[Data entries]
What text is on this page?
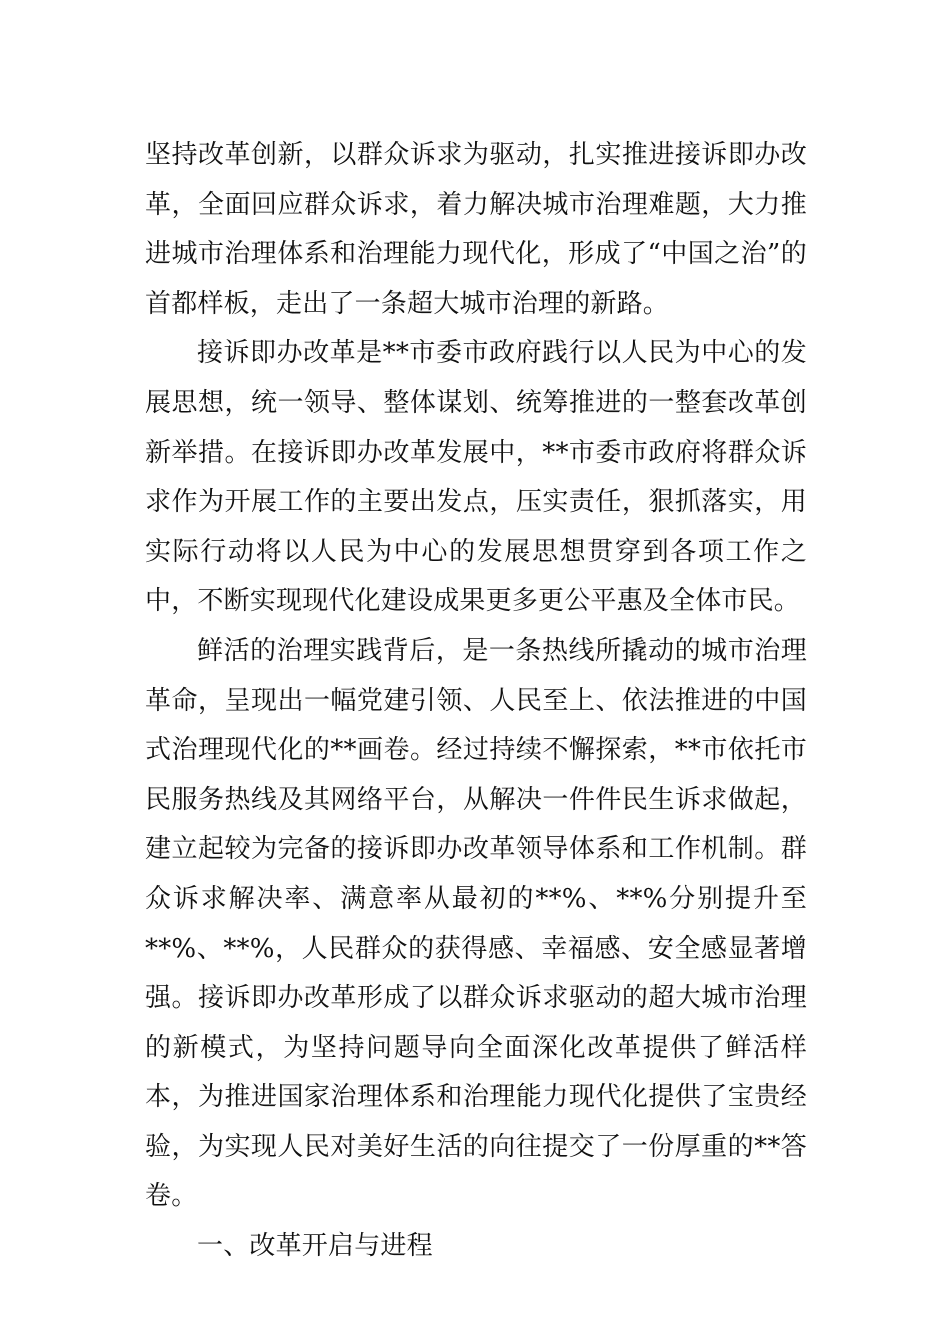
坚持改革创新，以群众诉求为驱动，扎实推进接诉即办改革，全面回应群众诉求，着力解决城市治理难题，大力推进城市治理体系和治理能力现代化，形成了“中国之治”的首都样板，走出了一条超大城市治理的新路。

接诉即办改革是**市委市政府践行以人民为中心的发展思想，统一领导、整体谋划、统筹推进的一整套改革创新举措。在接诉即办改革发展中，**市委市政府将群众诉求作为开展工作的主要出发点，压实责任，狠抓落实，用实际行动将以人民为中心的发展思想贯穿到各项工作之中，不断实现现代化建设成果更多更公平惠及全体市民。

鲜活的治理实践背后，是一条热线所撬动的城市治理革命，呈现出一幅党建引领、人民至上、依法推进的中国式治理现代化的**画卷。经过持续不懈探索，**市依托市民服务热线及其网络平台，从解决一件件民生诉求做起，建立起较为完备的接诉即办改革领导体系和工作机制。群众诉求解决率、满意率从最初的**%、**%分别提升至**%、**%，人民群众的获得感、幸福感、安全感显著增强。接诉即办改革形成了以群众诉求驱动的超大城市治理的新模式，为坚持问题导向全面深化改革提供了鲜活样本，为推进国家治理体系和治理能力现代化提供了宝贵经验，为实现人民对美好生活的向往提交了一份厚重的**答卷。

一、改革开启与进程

...

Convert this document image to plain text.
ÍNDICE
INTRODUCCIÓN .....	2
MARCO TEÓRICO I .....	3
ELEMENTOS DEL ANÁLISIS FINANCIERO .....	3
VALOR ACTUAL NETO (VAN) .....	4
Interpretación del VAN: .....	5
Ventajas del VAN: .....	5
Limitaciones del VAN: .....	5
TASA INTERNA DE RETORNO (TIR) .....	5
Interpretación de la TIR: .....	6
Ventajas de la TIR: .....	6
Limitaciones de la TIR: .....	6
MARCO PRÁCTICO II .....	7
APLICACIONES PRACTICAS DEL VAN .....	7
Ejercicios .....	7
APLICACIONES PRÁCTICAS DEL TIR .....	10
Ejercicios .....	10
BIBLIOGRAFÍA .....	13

...

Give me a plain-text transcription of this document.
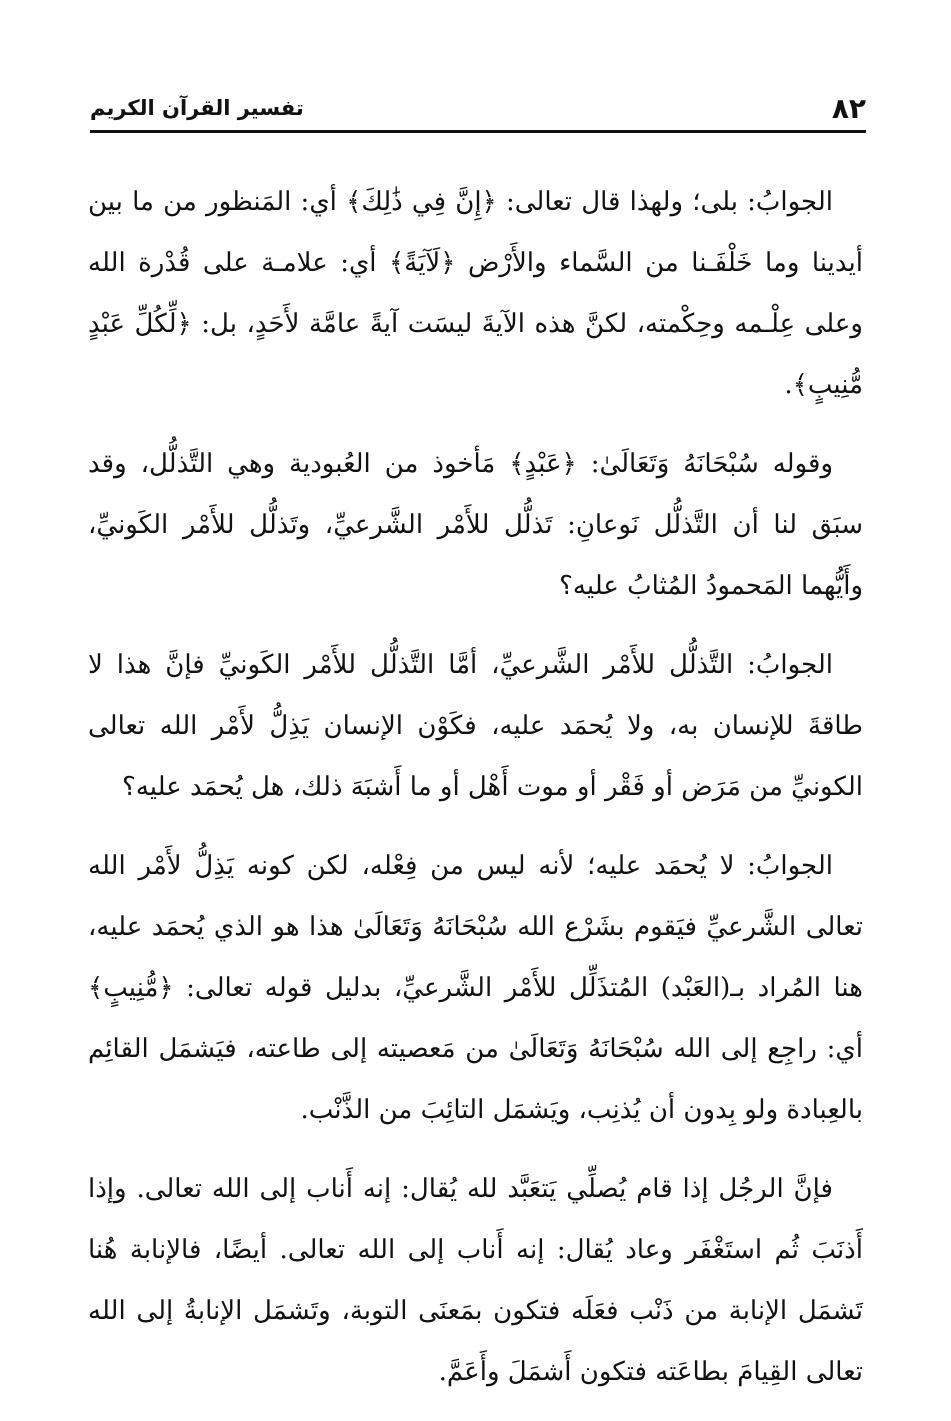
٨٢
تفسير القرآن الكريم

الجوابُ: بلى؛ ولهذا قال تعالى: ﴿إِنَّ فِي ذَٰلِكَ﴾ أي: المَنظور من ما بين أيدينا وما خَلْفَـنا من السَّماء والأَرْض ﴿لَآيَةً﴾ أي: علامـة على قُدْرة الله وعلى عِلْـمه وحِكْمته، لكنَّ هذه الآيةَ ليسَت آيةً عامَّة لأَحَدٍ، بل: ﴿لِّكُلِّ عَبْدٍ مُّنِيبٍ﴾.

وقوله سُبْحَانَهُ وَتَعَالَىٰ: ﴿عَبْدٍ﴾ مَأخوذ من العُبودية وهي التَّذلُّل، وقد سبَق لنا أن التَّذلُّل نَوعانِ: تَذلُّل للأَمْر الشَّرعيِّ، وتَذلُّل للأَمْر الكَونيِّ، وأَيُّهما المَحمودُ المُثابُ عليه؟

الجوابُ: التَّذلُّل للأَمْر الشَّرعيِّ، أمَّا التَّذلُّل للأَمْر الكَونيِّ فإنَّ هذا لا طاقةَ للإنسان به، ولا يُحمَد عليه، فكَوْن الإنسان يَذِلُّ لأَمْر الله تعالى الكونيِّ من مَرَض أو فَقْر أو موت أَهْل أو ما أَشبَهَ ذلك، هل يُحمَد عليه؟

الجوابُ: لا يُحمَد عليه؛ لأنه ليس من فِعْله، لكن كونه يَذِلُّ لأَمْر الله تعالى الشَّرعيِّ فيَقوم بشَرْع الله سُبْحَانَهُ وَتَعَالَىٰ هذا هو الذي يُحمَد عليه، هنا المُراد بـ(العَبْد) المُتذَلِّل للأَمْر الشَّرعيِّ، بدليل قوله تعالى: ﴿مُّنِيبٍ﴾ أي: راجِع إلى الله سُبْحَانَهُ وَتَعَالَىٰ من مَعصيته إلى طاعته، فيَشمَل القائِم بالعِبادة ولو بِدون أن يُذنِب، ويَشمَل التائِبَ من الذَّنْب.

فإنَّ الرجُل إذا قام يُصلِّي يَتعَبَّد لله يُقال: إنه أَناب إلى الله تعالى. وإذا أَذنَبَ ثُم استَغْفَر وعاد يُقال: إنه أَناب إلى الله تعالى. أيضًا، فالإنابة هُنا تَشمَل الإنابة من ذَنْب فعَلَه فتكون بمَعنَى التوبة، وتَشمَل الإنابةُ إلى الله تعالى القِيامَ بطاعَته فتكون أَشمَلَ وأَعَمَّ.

◆ Set task: Extract every line containing the string "this" from the data above.

◆ Full output:
What text is on this page?
Convert this document image to plain text.
Give me a plain-text transcription of this document.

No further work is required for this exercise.